### Aim of the task:
Exactly reproduce the lines from the line that has "Parse this screenshot: output" down to the last line of the entries, inclusive.

— start Input —

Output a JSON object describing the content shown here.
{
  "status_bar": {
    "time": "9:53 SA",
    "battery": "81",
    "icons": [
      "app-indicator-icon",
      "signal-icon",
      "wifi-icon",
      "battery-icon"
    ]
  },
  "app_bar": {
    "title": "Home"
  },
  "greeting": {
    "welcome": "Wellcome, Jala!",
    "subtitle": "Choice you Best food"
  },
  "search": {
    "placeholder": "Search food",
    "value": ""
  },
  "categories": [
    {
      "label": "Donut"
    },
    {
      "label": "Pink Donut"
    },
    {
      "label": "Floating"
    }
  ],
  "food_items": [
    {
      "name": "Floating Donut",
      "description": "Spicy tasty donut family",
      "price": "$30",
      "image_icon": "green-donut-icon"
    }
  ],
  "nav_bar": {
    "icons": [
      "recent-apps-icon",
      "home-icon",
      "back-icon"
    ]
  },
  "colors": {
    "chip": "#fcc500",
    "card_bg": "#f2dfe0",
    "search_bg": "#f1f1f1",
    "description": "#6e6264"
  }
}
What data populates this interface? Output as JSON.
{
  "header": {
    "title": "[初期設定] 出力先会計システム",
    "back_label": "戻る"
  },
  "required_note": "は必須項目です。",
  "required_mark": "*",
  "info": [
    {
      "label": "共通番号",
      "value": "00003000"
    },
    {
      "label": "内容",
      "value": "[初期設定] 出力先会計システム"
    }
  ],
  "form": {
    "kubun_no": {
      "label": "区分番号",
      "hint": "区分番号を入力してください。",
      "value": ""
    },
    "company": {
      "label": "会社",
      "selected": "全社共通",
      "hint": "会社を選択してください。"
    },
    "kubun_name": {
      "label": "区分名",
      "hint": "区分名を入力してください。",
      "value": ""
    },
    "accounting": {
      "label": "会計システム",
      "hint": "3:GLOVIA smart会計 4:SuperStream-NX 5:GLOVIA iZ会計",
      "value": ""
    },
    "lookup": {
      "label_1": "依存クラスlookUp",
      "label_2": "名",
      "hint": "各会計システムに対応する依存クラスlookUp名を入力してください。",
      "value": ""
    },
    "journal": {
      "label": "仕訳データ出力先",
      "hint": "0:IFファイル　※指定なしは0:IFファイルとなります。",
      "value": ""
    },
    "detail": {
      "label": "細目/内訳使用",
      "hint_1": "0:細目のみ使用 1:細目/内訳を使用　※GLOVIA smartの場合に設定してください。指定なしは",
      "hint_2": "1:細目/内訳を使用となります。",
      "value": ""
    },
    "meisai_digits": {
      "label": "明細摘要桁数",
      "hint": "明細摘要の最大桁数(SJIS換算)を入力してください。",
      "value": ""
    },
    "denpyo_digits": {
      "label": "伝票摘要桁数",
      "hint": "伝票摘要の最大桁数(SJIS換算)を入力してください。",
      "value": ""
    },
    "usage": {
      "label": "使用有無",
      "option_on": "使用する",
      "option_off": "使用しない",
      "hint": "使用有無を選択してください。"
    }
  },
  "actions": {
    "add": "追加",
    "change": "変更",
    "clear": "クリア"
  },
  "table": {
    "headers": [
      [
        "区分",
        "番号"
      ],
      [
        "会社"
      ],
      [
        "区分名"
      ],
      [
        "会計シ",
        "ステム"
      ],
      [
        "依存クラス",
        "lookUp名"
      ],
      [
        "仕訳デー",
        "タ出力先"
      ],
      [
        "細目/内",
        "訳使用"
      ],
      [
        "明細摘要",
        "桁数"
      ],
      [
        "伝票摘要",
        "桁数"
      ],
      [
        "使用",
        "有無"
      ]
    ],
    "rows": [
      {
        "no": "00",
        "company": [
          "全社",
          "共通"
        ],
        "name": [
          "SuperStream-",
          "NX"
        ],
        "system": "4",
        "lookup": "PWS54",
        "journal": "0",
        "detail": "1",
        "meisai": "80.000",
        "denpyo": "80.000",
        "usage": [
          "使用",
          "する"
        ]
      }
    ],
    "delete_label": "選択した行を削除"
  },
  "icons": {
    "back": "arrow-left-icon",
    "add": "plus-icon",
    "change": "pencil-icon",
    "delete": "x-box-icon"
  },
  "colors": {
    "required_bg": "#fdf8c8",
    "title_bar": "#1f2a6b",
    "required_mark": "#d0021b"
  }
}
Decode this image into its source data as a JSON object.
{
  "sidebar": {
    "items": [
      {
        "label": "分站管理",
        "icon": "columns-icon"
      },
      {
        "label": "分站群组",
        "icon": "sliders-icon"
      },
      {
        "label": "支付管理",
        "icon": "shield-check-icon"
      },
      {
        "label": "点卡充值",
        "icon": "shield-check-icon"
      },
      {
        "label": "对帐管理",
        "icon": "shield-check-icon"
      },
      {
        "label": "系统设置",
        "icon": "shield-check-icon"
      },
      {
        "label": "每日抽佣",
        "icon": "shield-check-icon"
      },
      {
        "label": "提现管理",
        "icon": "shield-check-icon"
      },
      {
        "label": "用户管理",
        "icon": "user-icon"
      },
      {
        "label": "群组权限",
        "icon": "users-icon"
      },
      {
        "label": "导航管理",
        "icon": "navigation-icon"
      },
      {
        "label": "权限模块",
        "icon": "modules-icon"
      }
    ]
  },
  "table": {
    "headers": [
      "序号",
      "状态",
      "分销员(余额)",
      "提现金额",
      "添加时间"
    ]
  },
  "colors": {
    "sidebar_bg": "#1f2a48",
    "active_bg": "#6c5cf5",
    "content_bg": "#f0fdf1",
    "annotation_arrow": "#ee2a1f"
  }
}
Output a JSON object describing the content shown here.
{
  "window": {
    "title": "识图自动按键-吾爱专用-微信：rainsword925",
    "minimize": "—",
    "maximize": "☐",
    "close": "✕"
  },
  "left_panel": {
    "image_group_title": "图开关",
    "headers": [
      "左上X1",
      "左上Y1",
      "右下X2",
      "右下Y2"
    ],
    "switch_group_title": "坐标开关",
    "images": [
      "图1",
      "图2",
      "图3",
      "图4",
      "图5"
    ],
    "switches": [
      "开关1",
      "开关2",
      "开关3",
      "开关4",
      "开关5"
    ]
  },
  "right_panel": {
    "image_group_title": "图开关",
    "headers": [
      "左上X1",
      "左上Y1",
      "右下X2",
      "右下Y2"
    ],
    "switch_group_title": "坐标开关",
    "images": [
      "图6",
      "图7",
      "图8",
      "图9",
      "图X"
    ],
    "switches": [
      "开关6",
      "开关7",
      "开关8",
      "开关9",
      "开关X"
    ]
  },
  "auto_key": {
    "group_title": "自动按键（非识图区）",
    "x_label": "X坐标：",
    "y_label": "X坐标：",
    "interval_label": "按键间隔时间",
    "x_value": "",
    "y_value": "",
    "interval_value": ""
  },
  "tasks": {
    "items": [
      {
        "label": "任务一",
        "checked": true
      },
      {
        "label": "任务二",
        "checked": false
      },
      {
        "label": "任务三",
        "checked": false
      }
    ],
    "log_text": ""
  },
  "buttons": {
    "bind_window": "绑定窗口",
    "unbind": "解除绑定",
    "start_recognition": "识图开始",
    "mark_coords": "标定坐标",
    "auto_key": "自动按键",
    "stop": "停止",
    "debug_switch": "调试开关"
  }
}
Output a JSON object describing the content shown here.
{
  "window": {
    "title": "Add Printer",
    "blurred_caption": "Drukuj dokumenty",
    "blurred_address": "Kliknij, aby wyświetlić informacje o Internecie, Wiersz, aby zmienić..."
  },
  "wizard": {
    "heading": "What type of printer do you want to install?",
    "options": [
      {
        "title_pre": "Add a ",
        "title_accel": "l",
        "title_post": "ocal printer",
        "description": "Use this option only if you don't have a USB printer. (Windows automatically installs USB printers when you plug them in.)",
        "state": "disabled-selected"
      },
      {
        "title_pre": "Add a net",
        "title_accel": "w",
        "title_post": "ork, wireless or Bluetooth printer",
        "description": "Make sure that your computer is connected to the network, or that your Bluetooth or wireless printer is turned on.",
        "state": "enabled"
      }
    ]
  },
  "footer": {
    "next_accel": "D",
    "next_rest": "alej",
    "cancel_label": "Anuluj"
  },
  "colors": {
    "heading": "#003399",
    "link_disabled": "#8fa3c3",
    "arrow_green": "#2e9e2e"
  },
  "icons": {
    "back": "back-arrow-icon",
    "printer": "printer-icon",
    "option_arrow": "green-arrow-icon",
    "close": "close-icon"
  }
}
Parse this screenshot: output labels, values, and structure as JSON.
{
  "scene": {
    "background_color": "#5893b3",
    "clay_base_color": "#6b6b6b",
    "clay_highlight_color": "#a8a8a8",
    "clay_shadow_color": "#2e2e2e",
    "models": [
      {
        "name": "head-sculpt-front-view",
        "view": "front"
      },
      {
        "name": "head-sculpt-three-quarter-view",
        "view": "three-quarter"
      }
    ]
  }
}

— end Input —

### Exercise answer:
Parse this screenshot: output labels, values, and structure as JSON.
{
  "scene": {
    "background_color": "#5893b3",
    "clay_base_color": "#6b6b6b",
    "clay_highlight_color": "#a8a8a8",
    "clay_shadow_color": "#2e2e2e",
    "models": [
      {
        "name": "head-sculpt-front-view",
        "view": "front"
      },
      {
        "name": "head-sculpt-three-quarter-view",
        "view": "three-quarter"
      }
    ]
  }
}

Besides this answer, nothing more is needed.